WHAT IS ASKED =
Report only the number of lines holding "question".

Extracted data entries
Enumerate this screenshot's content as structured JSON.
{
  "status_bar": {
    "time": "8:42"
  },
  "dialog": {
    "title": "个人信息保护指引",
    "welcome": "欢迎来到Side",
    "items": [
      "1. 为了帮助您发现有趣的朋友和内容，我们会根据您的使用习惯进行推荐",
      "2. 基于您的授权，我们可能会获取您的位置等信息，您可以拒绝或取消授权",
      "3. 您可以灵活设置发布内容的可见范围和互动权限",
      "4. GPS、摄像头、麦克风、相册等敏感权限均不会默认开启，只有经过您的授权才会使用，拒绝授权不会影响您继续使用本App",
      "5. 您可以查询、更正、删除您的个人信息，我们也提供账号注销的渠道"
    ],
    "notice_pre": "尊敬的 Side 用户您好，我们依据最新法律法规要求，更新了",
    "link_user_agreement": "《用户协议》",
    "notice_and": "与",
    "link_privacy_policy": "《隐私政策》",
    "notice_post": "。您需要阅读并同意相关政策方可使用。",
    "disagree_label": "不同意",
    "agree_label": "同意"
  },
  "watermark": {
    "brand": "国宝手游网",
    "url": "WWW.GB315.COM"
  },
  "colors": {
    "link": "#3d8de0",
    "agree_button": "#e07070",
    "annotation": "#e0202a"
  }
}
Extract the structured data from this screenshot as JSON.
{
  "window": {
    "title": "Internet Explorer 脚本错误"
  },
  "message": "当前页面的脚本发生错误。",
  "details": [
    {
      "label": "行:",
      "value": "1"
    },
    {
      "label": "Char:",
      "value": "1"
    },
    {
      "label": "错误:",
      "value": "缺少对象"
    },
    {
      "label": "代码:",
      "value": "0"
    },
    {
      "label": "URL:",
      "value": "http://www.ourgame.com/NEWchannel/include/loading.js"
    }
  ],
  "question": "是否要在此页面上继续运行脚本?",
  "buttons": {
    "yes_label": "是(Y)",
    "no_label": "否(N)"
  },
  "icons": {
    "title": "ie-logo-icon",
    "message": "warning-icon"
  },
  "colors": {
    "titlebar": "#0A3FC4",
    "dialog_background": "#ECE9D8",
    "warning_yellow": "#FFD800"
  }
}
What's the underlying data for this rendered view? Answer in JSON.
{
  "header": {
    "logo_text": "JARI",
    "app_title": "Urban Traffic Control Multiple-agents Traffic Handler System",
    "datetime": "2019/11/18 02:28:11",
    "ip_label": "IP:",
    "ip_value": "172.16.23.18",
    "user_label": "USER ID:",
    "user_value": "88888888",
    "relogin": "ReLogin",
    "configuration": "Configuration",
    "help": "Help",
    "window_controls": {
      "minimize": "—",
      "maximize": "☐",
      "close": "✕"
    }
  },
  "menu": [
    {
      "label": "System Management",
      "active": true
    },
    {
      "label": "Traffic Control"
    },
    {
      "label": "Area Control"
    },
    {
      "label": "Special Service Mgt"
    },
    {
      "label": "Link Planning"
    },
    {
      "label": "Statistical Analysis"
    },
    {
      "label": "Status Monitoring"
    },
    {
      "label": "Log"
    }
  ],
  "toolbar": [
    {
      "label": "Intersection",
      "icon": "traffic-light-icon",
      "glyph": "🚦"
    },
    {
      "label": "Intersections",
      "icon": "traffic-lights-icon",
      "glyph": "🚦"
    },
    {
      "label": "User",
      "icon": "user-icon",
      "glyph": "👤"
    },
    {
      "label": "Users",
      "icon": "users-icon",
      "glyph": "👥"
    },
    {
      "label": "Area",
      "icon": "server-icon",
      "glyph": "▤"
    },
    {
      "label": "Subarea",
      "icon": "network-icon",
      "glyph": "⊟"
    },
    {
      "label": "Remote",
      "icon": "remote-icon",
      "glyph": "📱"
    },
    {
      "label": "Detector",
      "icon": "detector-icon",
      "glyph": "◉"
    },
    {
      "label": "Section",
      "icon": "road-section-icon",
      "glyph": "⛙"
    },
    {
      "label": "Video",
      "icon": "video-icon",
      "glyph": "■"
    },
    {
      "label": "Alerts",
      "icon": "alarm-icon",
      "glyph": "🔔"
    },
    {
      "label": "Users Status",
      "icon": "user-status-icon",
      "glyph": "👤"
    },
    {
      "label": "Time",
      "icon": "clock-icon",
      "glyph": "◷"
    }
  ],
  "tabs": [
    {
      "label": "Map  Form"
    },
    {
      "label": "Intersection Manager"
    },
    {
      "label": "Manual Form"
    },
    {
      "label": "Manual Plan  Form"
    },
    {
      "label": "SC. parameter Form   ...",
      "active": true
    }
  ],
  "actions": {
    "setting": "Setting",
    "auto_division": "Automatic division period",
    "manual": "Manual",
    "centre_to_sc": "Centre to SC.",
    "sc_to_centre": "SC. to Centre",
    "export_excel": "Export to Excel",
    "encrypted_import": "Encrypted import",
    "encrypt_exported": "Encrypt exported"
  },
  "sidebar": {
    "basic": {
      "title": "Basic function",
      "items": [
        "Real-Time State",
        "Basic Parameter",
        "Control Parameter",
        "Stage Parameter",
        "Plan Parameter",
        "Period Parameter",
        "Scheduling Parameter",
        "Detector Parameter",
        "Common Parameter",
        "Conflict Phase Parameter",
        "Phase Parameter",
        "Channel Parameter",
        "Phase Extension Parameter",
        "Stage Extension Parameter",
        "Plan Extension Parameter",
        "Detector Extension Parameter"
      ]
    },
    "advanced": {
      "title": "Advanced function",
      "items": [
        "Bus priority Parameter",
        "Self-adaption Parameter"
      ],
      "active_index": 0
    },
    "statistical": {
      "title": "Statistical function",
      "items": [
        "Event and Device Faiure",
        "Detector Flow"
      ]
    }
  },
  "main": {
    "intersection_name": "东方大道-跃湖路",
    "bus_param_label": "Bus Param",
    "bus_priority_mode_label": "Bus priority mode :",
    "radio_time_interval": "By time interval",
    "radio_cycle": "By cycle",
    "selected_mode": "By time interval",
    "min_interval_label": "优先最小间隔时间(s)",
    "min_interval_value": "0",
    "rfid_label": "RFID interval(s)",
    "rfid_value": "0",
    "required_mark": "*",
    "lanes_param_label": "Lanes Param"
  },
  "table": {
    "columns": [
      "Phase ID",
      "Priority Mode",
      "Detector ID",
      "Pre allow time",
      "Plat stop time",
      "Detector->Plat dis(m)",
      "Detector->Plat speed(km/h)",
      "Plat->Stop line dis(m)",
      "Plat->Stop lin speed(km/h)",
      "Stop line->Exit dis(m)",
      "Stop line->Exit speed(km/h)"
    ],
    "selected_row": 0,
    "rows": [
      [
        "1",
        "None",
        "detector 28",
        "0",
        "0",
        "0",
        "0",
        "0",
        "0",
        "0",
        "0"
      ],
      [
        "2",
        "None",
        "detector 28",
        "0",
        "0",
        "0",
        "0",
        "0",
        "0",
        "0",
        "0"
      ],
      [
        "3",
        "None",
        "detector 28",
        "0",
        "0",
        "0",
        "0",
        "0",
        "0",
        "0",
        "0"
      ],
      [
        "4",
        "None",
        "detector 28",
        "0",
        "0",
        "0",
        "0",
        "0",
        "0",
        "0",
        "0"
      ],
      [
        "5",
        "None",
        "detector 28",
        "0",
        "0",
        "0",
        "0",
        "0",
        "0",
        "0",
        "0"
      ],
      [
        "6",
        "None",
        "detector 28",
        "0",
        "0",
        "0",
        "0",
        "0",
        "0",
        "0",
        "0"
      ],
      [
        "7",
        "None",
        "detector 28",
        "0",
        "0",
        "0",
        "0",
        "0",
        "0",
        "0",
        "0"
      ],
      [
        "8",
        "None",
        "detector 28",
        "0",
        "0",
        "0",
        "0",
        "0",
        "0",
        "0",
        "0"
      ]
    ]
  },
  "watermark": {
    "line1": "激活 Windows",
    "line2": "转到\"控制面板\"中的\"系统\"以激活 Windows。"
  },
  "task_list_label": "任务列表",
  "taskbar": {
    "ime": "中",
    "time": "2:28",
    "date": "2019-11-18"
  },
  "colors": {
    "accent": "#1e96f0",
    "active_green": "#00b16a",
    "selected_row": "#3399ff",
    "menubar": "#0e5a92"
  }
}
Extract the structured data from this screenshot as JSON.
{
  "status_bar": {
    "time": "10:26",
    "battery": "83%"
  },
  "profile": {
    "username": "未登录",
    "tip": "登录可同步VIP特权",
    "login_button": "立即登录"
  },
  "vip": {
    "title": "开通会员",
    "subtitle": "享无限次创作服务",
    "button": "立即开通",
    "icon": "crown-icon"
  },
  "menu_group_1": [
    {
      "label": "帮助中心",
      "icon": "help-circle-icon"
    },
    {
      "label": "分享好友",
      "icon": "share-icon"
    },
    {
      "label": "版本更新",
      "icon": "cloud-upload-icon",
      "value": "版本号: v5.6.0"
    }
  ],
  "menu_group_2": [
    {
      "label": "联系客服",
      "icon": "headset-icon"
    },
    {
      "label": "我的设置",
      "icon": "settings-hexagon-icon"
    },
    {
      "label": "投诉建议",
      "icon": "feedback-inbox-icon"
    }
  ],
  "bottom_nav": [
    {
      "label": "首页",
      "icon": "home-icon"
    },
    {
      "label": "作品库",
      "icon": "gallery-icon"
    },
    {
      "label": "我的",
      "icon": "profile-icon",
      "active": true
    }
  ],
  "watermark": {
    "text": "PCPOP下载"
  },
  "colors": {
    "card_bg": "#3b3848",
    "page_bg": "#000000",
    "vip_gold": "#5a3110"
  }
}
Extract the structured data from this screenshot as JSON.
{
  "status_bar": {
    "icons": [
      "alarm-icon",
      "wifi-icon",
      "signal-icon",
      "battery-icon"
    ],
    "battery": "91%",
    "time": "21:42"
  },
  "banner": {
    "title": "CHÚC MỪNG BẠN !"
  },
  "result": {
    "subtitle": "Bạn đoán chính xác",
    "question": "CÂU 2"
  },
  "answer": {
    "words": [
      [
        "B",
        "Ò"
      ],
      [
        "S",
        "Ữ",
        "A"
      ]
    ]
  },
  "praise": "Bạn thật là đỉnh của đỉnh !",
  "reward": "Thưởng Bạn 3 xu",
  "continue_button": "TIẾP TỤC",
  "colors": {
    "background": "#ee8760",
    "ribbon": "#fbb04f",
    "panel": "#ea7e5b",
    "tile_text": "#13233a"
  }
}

THE OUTPUT =
2